◆ **Exercise prompt**
Pull out every line from the listing that has the word "pulmonaire".

==== Data shown ====

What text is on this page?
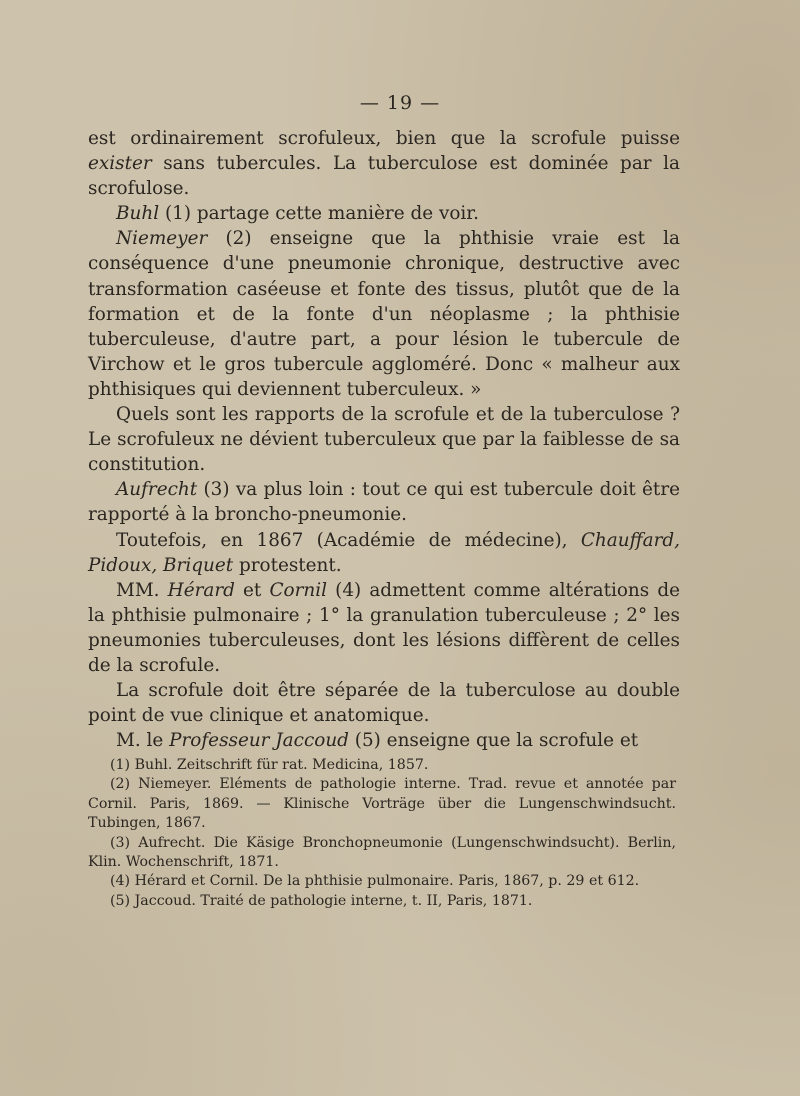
— 19 —

est ordinairement scrofuleux, bien que la scrofule puisse exister sans tubercules. La tuberculose est dominée par la scrofulose.

Buhl (1) partage cette manière de voir.

Niemeyer (2) enseigne que la phthisie vraie est la conséquence d'une pneumonie chronique, destructive avec transformation caséeuse et fonte des tissus, plutôt que de la formation et de la fonte d'un néoplasme ; la phthisie tuberculeuse, d'autre part, a pour lésion le tubercule de Virchow et le gros tubercule aggloméré. Donc « malheur aux phthisiques qui deviennent tuberculeux. »

Quels sont les rapports de la scrofule et de la tuberculose ? Le scrofuleux ne dévient tuberculeux que par la faiblesse de sa constitution.

Aufrecht (3) va plus loin : tout ce qui est tubercule doit être rapporté à la broncho-pneumonie.

Toutefois, en 1867 (Académie de médecine), Chauffard, Pidoux, Briquet protestent.

MM. Hérard et Cornil (4) admettent comme altérations de la phthisie pulmonaire ; 1° la granulation tuberculeuse ; 2° les pneumonies tuberculeuses, dont les lésions diffèrent de celles de la scrofule.

La scrofule doit être séparée de la tuberculose au double point de vue clinique et anatomique.

M. le Professeur Jaccoud (5) enseigne que la scrofule et

(1) Buhl. Zeitschrift für rat. Medicina, 1857.

(2) Niemeyer. Eléments de pathologie interne. Trad. revue et annotée par Cornil. Paris, 1869. — Klinische Vorträge über die Lungenschwindsucht. Tubingen, 1867.

(3) Aufrecht. Die Käsige Bronchopneumonie (Lungenschwindsucht). Berlin, Klin. Wochenschrift, 1871.

(4) Hérard et Cornil. De la phthisie pulmonaire. Paris, 1867, p. 29 et 612.

(5) Jaccoud. Traité de pathologie interne, t. II, Paris, 1871.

====

◆ **The output**
MM. Hérard et Cornil (4) admettent comme altérations de la phthisie pulmonaire ; 1° la granulation tuberculeuse ; 2° les pneumonies tuberculeuses, dont les lésions diffèrent de celles de la scrofule.
(4) Hérard et Cornil. De la phthisie pulmonaire. Paris, 1867, p. 29 et 612.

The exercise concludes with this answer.